Start of RECORDS PROVIDED

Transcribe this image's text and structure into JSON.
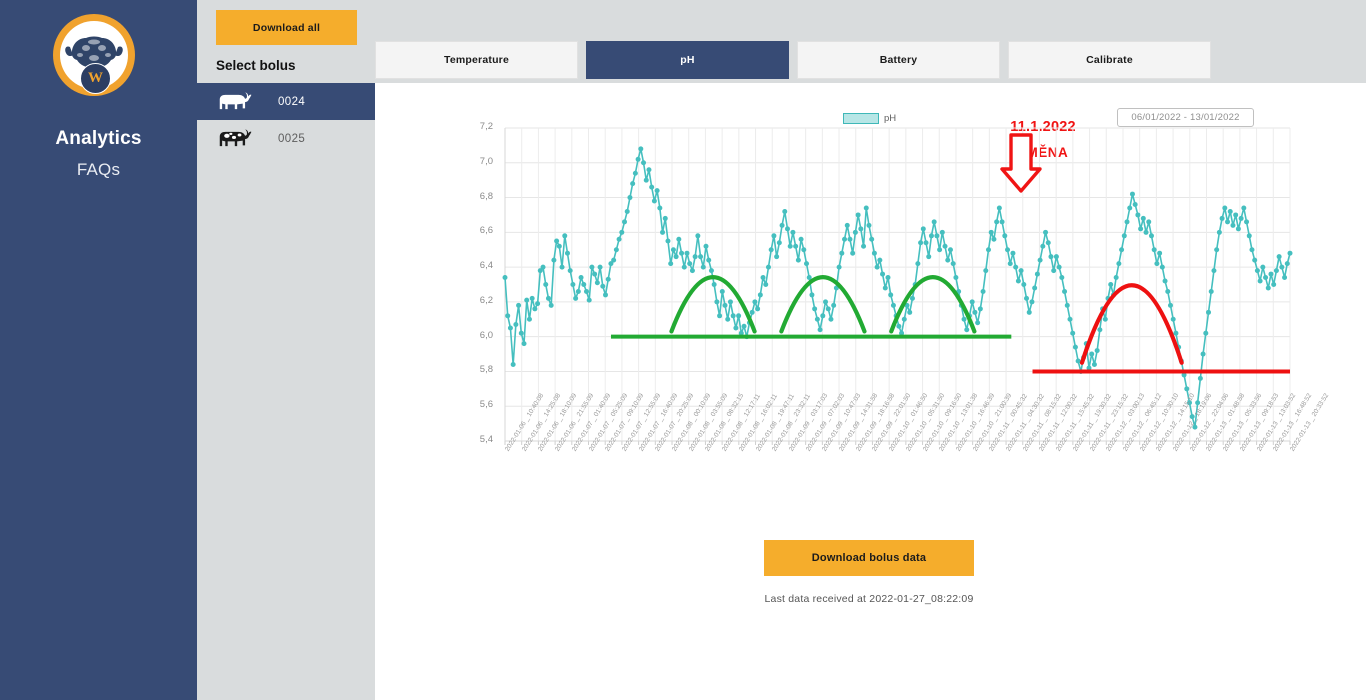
{
  "brand": {
    "logo_icon": "buffalo-head-icon",
    "logo_badge_letter": "W",
    "nav_title": "Analytics",
    "nav_link": "FAQs"
  },
  "sidebar": {
    "download_all_label": "Download all",
    "select_bolus_label": "Select bolus",
    "items": [
      {
        "id": "0024",
        "icon": "cow-icon",
        "selected": true
      },
      {
        "id": "0025",
        "icon": "cow-icon",
        "selected": false
      }
    ]
  },
  "tabs": [
    {
      "label": "Temperature",
      "active": false
    },
    {
      "label": "pH",
      "active": true
    },
    {
      "label": "Battery",
      "active": false
    },
    {
      "label": "Calibrate",
      "active": false
    }
  ],
  "controls": {
    "date_range": "06/01/2022 - 13/01/2022",
    "download_bolus_data_label": "Download bolus data",
    "last_data_text": "Last data received at 2022-01-27_08:22:09"
  },
  "annotations": [
    {
      "name": "change-date",
      "text": "11.1.2022",
      "color": "#f01414"
    },
    {
      "name": "change-word",
      "text": "ZMĚNA",
      "color": "#f01414"
    },
    {
      "name": "change-arrow",
      "icon": "down-arrow-icon",
      "color": "#f01414"
    }
  ],
  "chart_data": {
    "type": "line",
    "title": "",
    "xlabel": "",
    "ylabel": "",
    "ylim": [
      5.4,
      7.2
    ],
    "yticks": [
      "5,4",
      "5,6",
      "5,8",
      "6,0",
      "6,2",
      "6,4",
      "6,6",
      "6,8",
      "7,0",
      "7,2"
    ],
    "grid": true,
    "legend": [
      {
        "name": "pH",
        "color": "#45bfbf",
        "fill": "#b7e6e6"
      }
    ],
    "legend_position": "top-center",
    "series": [
      {
        "name": "pH",
        "color": "#45bfbf",
        "marker": "circle",
        "values": [
          6.34,
          6.12,
          6.05,
          5.84,
          6.07,
          6.18,
          6.02,
          5.96,
          6.21,
          6.1,
          6.22,
          6.16,
          6.19,
          6.38,
          6.4,
          6.3,
          6.22,
          6.18,
          6.44,
          6.55,
          6.52,
          6.4,
          6.58,
          6.48,
          6.38,
          6.3,
          6.22,
          6.26,
          6.34,
          6.3,
          6.26,
          6.21,
          6.4,
          6.36,
          6.31,
          6.4,
          6.29,
          6.24,
          6.33,
          6.42,
          6.44,
          6.5,
          6.56,
          6.6,
          6.66,
          6.72,
          6.8,
          6.88,
          6.94,
          7.02,
          7.08,
          7.0,
          6.9,
          6.96,
          6.86,
          6.78,
          6.84,
          6.74,
          6.6,
          6.68,
          6.55,
          6.42,
          6.5,
          6.46,
          6.56,
          6.48,
          6.4,
          6.48,
          6.42,
          6.38,
          6.46,
          6.58,
          6.46,
          6.4,
          6.52,
          6.44,
          6.38,
          6.3,
          6.2,
          6.12,
          6.26,
          6.18,
          6.1,
          6.2,
          6.12,
          6.05,
          6.12,
          6.02,
          6.06,
          6.0,
          6.08,
          6.14,
          6.2,
          6.16,
          6.24,
          6.34,
          6.3,
          6.4,
          6.5,
          6.58,
          6.46,
          6.54,
          6.64,
          6.72,
          6.62,
          6.52,
          6.6,
          6.52,
          6.44,
          6.56,
          6.5,
          6.42,
          6.34,
          6.24,
          6.16,
          6.1,
          6.04,
          6.12,
          6.2,
          6.16,
          6.1,
          6.18,
          6.28,
          6.4,
          6.48,
          6.56,
          6.64,
          6.56,
          6.48,
          6.6,
          6.7,
          6.62,
          6.52,
          6.74,
          6.64,
          6.56,
          6.48,
          6.4,
          6.44,
          6.36,
          6.28,
          6.34,
          6.24,
          6.18,
          6.12,
          6.06,
          6.02,
          6.1,
          6.18,
          6.14,
          6.22,
          6.3,
          6.42,
          6.54,
          6.62,
          6.54,
          6.46,
          6.58,
          6.66,
          6.58,
          6.5,
          6.6,
          6.52,
          6.44,
          6.5,
          6.42,
          6.34,
          6.26,
          6.18,
          6.1,
          6.04,
          6.12,
          6.2,
          6.14,
          6.08,
          6.16,
          6.26,
          6.38,
          6.5,
          6.6,
          6.56,
          6.66,
          6.74,
          6.66,
          6.58,
          6.5,
          6.42,
          6.48,
          6.4,
          6.32,
          6.38,
          6.3,
          6.22,
          6.14,
          6.2,
          6.28,
          6.36,
          6.44,
          6.52,
          6.6,
          6.54,
          6.46,
          6.38,
          6.46,
          6.4,
          6.34,
          6.26,
          6.18,
          6.1,
          6.02,
          5.94,
          5.86,
          5.8,
          5.88,
          5.96,
          5.82,
          5.9,
          5.84,
          5.92,
          6.04,
          6.16,
          6.1,
          6.22,
          6.3,
          6.24,
          6.34,
          6.42,
          6.5,
          6.58,
          6.66,
          6.74,
          6.82,
          6.76,
          6.7,
          6.62,
          6.68,
          6.6,
          6.66,
          6.58,
          6.5,
          6.42,
          6.48,
          6.4,
          6.32,
          6.26,
          6.18,
          6.1,
          6.02,
          5.94,
          5.86,
          5.78,
          5.7,
          5.62,
          5.54,
          5.48,
          5.62,
          5.76,
          5.9,
          6.02,
          6.14,
          6.26,
          6.38,
          6.5,
          6.6,
          6.68,
          6.74,
          6.66,
          6.72,
          6.64,
          6.7,
          6.62,
          6.68,
          6.74,
          6.66,
          6.58,
          6.5,
          6.44,
          6.38,
          6.32,
          6.4,
          6.34,
          6.28,
          6.36,
          6.3,
          6.38,
          6.46,
          6.4,
          6.34,
          6.42,
          6.48
        ]
      }
    ],
    "xticks": [
      "2022-01-06 _ 10:40:08",
      "2022-01-06 _ 14:25:08",
      "2022-01-06 _ 18:10:09",
      "2022-01-06 _ 21:55:09",
      "2022-01-07 _ 01:40:09",
      "2022-01-07 _ 05:25:09",
      "2022-01-07 _ 09:10:09",
      "2022-01-07 _ 12:55:09",
      "2022-01-07 _ 16:40:09",
      "2022-01-07 _ 20:25:09",
      "2022-01-08 _ 00:10:09",
      "2022-01-08 _ 03:55:09",
      "2022-01-08 _ 08:32:15",
      "2022-01-08 _ 12:17:11",
      "2022-01-08 _ 16:02:11",
      "2022-01-08 _ 19:47:11",
      "2022-01-08 _ 23:32:11",
      "2022-01-09 _ 03:17:03",
      "2022-01-09 _ 07:02:03",
      "2022-01-09 _ 10:47:03",
      "2022-01-09 _ 14:31:58",
      "2022-01-09 _ 18:16:58",
      "2022-01-09 _ 22:01:50",
      "2022-01-10 _ 01:46:50",
      "2022-01-10 _ 05:31:50",
      "2022-01-10 _ 09:16:50",
      "2022-01-10 _ 13:01:38",
      "2022-01-10 _ 16:46:39",
      "2022-01-10 _ 21:00:39",
      "2022-01-11 _ 00:45:32",
      "2022-01-11 _ 04:30:32",
      "2022-01-11 _ 08:15:32",
      "2022-01-11 _ 12:00:32",
      "2022-01-11 _ 15:45:32",
      "2022-01-11 _ 19:30:32",
      "2022-01-11 _ 23:15:32",
      "2022-01-12 _ 03:00:13",
      "2022-01-12 _ 06:45:12",
      "2022-01-12 _ 10:30:10",
      "2022-01-12 _ 14:15:10",
      "2022-01-12 _ 18:19:06",
      "2022-01-12 _ 22:04:06",
      "2022-01-13 _ 01:48:58",
      "2022-01-13 _ 05:33:56",
      "2022-01-13 _ 09:18:53",
      "2022-01-13 _ 13:03:52",
      "2022-01-13 _ 16:48:52",
      "2022-01-13 _ 20:33:52"
    ],
    "overlays": [
      {
        "name": "green-baseline",
        "type": "hline",
        "color": "#22aa33",
        "y": 6.0,
        "x_start": 0.135,
        "x_end": 0.645
      },
      {
        "name": "green-arc-1",
        "type": "arc",
        "color": "#22aa33",
        "peak": 6.5,
        "base": 6.03,
        "x_start": 0.212,
        "x_end": 0.318
      },
      {
        "name": "green-arc-2",
        "type": "arc",
        "color": "#22aa33",
        "peak": 6.5,
        "base": 6.03,
        "x_start": 0.352,
        "x_end": 0.458
      },
      {
        "name": "green-arc-3",
        "type": "arc",
        "color": "#22aa33",
        "peak": 6.5,
        "base": 6.03,
        "x_start": 0.492,
        "x_end": 0.598
      },
      {
        "name": "red-baseline",
        "type": "hline",
        "color": "#ee1111",
        "y": 5.8,
        "x_start": 0.672,
        "x_end": 1.0
      },
      {
        "name": "red-arc",
        "type": "arc",
        "color": "#ee1111",
        "peak": 6.52,
        "base": 5.85,
        "x_start": 0.735,
        "x_end": 0.862
      }
    ]
  }
}
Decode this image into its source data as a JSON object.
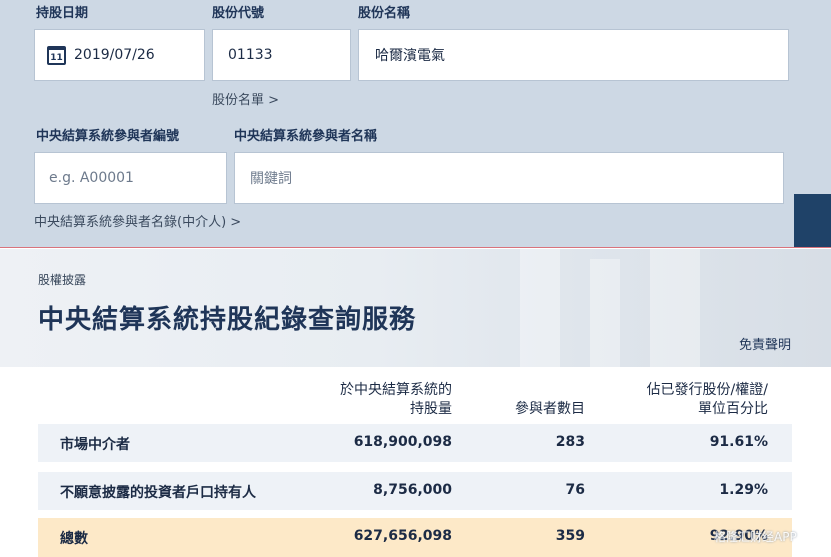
{
  "search": {
    "date_label": "持股日期",
    "code_label": "股份代號",
    "name_label": "股份名稱",
    "calendar_day": "11",
    "date_value": "2019/07/26",
    "code_value": "01133",
    "name_value": "哈爾濱電氣",
    "stock_list_link": "股份名單 >",
    "participant_id_label": "中央結算系統參與者編號",
    "participant_name_label": "中央結算系統參與者名稱",
    "participant_id_placeholder": "e.g. A00001",
    "participant_name_placeholder": "關鍵詞",
    "participant_list_link": "中央結算系統參與者名錄(中介人) >"
  },
  "hero": {
    "subtitle": "股權披露",
    "title": "中央結算系統持股紀錄查詢服務",
    "disclaimer": "免責聲明"
  },
  "table": {
    "headers": {
      "holding_line1": "於中央結算系統的",
      "holding_line2": "持股量",
      "participants": "參與者數目",
      "percent_line1": "佔已發行股份/權證/",
      "percent_line2": "單位百分比"
    },
    "rows": [
      {
        "type": "市場中介者",
        "holding": "618,900,098",
        "participants": "283",
        "percent": "91.61%"
      },
      {
        "type": "不願意披露的投資者戶口持有人",
        "holding": "8,756,000",
        "participants": "76",
        "percent": "1.29%"
      },
      {
        "type": "總數",
        "holding": "627,656,098",
        "participants": "359",
        "percent": "92.90%"
      }
    ]
  },
  "watermark": "格隆汇财经APP",
  "colors": {
    "panel_bg": "#cdd8e4",
    "title": "#1f3558",
    "row_bg": "#eef2f7",
    "total_bg": "#fde9c8",
    "accent_line": "#d9737c"
  }
}
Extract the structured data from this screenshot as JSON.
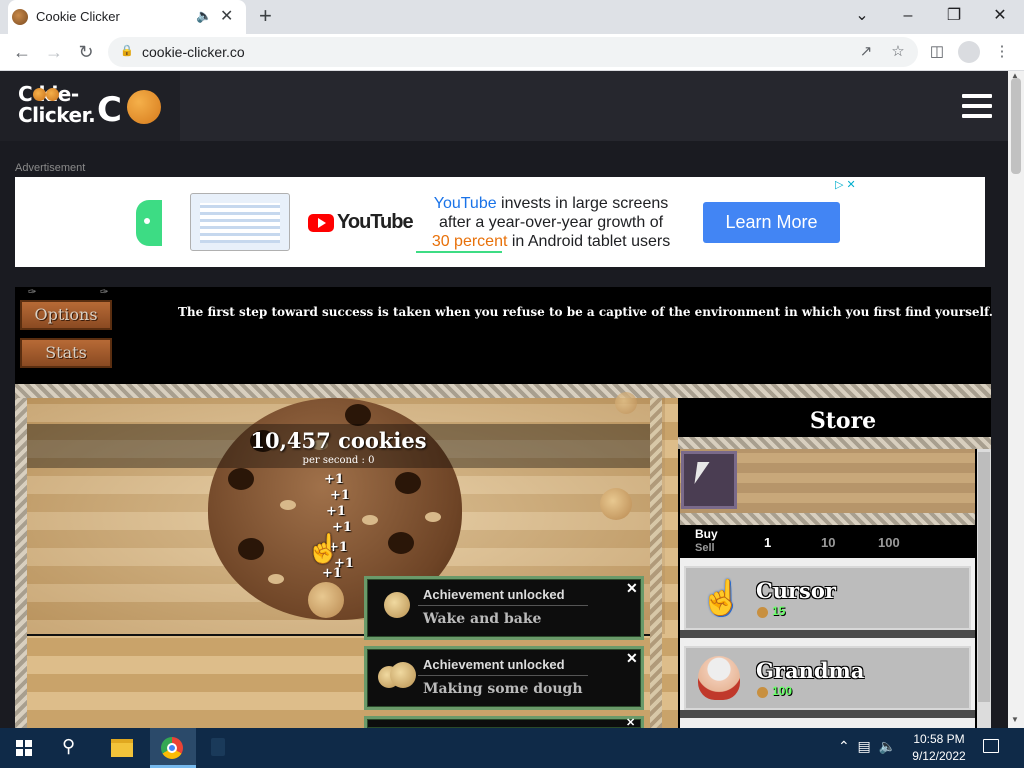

End of RECORDS PROVIDED

> _TASK DETAILS_
Report the number of lines that include the string "true"; return nothing but the count.

> _EXPECTED ANSWER_
3